Records supplied
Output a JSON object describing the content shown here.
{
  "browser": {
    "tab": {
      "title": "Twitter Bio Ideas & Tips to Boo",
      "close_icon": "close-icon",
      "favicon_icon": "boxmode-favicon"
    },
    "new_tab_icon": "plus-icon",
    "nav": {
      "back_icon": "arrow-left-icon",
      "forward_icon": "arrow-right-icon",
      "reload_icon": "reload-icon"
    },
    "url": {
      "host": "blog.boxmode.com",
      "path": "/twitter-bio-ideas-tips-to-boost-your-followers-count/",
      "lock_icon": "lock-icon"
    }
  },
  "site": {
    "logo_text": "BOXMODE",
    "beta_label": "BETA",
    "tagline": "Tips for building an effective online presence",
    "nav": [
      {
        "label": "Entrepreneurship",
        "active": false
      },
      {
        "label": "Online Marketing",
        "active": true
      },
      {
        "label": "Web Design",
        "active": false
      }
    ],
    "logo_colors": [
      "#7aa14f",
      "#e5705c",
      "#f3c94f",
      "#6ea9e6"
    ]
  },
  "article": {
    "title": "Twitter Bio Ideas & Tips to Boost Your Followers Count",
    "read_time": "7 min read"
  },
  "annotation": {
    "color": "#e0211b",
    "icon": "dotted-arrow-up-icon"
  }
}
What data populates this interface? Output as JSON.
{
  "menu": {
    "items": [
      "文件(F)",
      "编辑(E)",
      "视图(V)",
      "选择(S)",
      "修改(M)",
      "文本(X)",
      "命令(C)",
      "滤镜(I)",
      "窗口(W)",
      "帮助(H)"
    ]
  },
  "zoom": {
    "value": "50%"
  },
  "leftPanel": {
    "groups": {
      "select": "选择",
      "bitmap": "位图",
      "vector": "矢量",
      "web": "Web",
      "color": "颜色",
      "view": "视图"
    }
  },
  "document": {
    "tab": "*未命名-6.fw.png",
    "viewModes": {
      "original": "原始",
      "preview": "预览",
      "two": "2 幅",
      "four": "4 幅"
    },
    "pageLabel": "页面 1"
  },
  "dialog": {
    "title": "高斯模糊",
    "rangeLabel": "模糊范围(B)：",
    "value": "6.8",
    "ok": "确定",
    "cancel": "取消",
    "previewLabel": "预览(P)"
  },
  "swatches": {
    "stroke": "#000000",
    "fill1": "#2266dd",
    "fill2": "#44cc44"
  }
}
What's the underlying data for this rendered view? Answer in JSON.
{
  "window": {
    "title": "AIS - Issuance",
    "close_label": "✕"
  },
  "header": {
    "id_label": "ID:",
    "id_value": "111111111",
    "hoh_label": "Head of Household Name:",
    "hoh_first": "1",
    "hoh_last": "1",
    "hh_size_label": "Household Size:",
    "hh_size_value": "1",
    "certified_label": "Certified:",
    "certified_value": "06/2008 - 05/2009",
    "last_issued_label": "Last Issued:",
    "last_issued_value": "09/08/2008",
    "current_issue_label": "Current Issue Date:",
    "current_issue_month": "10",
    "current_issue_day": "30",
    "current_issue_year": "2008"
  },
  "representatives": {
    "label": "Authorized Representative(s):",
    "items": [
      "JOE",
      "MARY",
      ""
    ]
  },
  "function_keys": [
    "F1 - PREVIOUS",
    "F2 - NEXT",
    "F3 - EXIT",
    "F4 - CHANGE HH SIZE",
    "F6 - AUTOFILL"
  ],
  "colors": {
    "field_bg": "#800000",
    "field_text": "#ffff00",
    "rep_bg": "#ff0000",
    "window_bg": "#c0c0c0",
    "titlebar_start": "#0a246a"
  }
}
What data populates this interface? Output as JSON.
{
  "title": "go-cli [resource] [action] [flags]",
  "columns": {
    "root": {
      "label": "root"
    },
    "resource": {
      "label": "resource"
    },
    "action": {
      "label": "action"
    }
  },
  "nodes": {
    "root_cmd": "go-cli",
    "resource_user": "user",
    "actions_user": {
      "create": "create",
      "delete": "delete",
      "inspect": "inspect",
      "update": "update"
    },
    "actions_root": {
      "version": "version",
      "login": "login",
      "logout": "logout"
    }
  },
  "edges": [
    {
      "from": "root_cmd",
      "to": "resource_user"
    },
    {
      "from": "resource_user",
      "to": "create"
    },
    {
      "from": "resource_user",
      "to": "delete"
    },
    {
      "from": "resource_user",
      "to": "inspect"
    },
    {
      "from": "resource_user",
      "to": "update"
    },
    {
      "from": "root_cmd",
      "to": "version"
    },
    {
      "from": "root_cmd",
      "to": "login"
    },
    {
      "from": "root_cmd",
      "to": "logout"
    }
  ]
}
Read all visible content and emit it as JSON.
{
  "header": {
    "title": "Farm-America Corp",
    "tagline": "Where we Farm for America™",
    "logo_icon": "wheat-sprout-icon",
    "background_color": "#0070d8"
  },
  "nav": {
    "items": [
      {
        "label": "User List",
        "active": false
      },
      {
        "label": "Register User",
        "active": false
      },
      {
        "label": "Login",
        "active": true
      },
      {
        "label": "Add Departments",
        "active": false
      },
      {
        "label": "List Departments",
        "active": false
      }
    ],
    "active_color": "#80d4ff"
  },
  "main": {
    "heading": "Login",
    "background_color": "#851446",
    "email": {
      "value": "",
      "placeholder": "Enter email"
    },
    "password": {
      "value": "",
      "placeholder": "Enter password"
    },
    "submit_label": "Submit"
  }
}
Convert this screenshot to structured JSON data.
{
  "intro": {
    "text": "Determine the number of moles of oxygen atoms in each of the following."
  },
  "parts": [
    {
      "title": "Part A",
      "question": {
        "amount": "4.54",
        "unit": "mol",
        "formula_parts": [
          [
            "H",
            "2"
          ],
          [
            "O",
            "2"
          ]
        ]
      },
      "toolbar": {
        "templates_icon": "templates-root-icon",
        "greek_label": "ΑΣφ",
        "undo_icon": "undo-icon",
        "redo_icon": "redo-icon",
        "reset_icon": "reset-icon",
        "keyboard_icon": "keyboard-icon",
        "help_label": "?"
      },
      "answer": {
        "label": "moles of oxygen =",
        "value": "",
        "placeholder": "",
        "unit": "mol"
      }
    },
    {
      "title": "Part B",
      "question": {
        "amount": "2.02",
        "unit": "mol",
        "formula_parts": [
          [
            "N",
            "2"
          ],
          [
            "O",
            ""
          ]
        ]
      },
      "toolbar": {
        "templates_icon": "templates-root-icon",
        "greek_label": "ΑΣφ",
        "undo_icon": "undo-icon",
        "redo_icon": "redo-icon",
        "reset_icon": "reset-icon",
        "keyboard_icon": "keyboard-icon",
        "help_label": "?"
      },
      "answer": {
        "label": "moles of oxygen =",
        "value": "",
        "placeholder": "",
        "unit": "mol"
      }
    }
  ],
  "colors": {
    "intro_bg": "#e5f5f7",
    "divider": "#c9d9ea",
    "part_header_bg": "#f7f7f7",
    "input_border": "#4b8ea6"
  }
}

Exercise task
Copy all lines from the entries that contain the word "Enter".

Completed task
      "placeholder": "Enter email"
      "placeholder": "Enter password"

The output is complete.